“Heroes of the Frontier” (2016) / Dave Eggers / 8.15.16

12 Oct

Heroes of the Frontier, Dave EggersHeroes of the Frontier came out with nearly no fanfare, which, to my mind, is odd, given that its author, Dave Eggers, is undoubtedly one of the most important voices in contemporary literary fiction. The latter half of 2016 has seen a new novel from Colson Whitehead and imminent new novels from Jonathan Safran Foer and Michael Chabon, and all of these have had bookish blogs and podcasts practically vibrating with excitement. But I hadn’t heard one word about Eggers’s new release until I happened upon it about two weeks before its publication while I was browsing (not buying) on Amazon.

As a huge Eggers fan (see my previous post on The Circle), I bought a copy on the day it dropped and tore promptly through it. My verdict: Like almost everything I’ve read of his, it’s marvelous.

On its surface, it’s merely the story of Josie and her two children, Ana and Paul, as they wander quite aimlessly in a rented RV throughout Alaska in the summertime. Thinking back on my experience reading this one, it’s admittedly a little difficult explaining precisely what I enjoyed so much about it, but I certainly did enjoy it. For one, Eggers’s protagonist is such a delightfully relatable character, a woman recently escaped from a substandard marriage to a silly, superficial man. Though the surface story concerns only the present timeline in Alaska, there’s quite a bit of flashback explaining how Josie arrived at these current circumstances, including a number of honestly quite funny stories about her ridiculous husband and his shortcomings as both a husband and a father, but also including some quite tragic tales from her childhood and more recent history. All in all, the result is a wonderfully robust and real character who we readers can’t help but root for, even as she engages in this somewhat questionable and ill-advised adventure with her children.

Dave EggersSecond, Paul, her eight-year-old son, is such a powerful force in the novel. His precociousness is so pronounced that, in spite of his very young age, he comes off as not only immensely charming, but almost adult-like in his negotiating of this obviously weird time in his mother’s life and in his tender care for his younger sister. Third, the character of five-year-old Ana, though she’s a wild, destructive little beast, is developed masterfully by Eggers, written with such adorable charm that here also we readers can’t help but be drawn in. All in all, the immediate universe of the novel is composed almost entirely of these three souls in their rickety rented RV and the surrounding scenery, some of it beautiful, some of it harrowing, all of it someplace I wanted to be.

It truly is amazing what Eggers has done here, creating such a tight, tidy, and sparse universe, yet managing to fit within its confines a kind of sprawling, adventurous, beautiful tale. Read it.

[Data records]
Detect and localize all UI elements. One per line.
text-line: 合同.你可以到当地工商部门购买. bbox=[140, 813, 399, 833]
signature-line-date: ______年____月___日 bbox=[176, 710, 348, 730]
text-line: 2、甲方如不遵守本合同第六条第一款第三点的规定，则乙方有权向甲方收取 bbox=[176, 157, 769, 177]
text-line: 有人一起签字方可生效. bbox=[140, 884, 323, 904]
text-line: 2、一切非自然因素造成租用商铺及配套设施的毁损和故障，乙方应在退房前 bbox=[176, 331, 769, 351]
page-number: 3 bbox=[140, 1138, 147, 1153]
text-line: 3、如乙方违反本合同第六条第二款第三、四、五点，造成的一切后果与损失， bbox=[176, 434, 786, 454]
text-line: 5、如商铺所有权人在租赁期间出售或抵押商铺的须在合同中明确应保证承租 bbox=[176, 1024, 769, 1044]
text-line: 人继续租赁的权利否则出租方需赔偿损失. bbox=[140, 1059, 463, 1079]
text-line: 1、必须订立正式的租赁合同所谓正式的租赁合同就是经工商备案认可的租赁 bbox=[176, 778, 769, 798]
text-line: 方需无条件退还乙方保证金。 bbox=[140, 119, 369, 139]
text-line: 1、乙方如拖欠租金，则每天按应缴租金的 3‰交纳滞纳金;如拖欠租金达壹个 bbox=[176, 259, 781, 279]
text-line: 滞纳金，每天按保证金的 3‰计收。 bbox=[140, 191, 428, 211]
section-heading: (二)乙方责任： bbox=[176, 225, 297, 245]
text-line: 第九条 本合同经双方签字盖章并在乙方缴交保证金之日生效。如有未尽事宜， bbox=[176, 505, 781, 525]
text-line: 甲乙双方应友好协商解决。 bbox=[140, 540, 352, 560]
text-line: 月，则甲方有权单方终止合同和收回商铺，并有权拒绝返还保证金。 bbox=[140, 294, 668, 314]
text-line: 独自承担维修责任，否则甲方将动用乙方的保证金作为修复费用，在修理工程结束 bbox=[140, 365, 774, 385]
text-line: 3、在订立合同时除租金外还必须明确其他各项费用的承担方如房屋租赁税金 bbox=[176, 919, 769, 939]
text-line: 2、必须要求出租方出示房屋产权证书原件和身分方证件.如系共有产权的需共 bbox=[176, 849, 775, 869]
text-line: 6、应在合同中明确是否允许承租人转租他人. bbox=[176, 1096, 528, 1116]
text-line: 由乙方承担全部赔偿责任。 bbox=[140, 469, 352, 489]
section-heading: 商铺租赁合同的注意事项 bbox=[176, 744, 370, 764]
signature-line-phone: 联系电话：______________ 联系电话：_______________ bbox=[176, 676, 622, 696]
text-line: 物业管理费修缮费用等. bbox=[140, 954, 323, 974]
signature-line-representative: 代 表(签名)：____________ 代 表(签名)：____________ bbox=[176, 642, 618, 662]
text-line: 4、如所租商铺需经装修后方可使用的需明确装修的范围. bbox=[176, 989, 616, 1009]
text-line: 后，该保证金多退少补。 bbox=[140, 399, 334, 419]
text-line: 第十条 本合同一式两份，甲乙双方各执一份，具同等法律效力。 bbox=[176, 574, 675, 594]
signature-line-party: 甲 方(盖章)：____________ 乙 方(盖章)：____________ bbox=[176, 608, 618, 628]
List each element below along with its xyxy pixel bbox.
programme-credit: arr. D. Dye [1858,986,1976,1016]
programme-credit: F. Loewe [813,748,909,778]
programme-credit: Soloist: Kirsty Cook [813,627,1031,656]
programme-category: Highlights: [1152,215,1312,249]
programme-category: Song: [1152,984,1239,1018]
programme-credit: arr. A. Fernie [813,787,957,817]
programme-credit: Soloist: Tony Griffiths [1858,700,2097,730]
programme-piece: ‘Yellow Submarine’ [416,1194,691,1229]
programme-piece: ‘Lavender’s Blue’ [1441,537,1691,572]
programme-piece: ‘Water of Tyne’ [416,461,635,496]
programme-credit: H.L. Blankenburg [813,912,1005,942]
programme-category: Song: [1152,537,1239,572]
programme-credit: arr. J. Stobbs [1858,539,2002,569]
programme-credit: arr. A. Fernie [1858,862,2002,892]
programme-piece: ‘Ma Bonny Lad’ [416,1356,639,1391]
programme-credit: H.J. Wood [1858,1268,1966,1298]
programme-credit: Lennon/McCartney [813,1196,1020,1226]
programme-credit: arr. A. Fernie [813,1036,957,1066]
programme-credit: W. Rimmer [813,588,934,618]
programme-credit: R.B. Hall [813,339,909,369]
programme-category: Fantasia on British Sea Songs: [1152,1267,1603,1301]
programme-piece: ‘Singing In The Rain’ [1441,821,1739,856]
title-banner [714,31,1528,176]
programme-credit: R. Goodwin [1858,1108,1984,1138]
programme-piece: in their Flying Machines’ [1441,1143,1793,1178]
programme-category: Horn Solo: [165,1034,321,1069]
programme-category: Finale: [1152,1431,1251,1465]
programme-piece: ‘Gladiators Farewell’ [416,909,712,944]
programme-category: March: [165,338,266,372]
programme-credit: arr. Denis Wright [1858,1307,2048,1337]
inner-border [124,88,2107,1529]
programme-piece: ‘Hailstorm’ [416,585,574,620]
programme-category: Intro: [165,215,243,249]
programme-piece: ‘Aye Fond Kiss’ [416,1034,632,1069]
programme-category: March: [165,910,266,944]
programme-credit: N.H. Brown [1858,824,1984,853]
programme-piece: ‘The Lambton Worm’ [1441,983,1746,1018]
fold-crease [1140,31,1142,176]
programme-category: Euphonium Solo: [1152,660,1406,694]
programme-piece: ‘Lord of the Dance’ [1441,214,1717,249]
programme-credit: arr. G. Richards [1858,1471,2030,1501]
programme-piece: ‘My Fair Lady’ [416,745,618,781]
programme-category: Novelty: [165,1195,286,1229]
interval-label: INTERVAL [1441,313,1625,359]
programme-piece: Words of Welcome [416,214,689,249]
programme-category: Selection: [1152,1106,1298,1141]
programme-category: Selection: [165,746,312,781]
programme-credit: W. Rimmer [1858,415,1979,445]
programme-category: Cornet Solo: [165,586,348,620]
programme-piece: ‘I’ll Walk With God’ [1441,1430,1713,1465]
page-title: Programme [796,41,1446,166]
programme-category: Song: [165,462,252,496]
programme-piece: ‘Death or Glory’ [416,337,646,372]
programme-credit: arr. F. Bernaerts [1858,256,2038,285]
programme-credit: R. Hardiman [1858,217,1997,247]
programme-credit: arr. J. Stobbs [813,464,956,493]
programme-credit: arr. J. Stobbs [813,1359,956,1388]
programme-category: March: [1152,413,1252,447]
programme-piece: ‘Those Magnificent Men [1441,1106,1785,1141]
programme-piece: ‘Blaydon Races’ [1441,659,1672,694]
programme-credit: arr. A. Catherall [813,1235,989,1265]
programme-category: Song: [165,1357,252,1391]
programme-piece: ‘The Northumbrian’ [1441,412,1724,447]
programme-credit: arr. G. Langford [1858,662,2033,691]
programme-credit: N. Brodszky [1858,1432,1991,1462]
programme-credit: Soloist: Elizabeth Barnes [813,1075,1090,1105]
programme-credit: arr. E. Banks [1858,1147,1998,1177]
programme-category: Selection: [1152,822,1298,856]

• What the task requires: Reproduce the review's stretch from "Heroes of the Frontier, Dave" through "buying) on Amazon.", word for word.

• Response to this exercise:
Heroes of the Frontier, Dave EggersHeroes of the Frontier came out with nearly no fanfare, which, to my mind, is odd, given that its author, Dave Eggers, is undoubtedly one of the most important voices in contemporary literary fiction. The latter half of 2016 has seen a new novel from Colson Whitehead and imminent new novels from Jonathan Safran Foer and Michael Chabon, and all of these have had bookish blogs and podcasts practically vibrating with excitement. But I hadn’t heard one word about Eggers’s new release until I happened upon it about two weeks before its publication while I was browsing (not buying) on Amazon.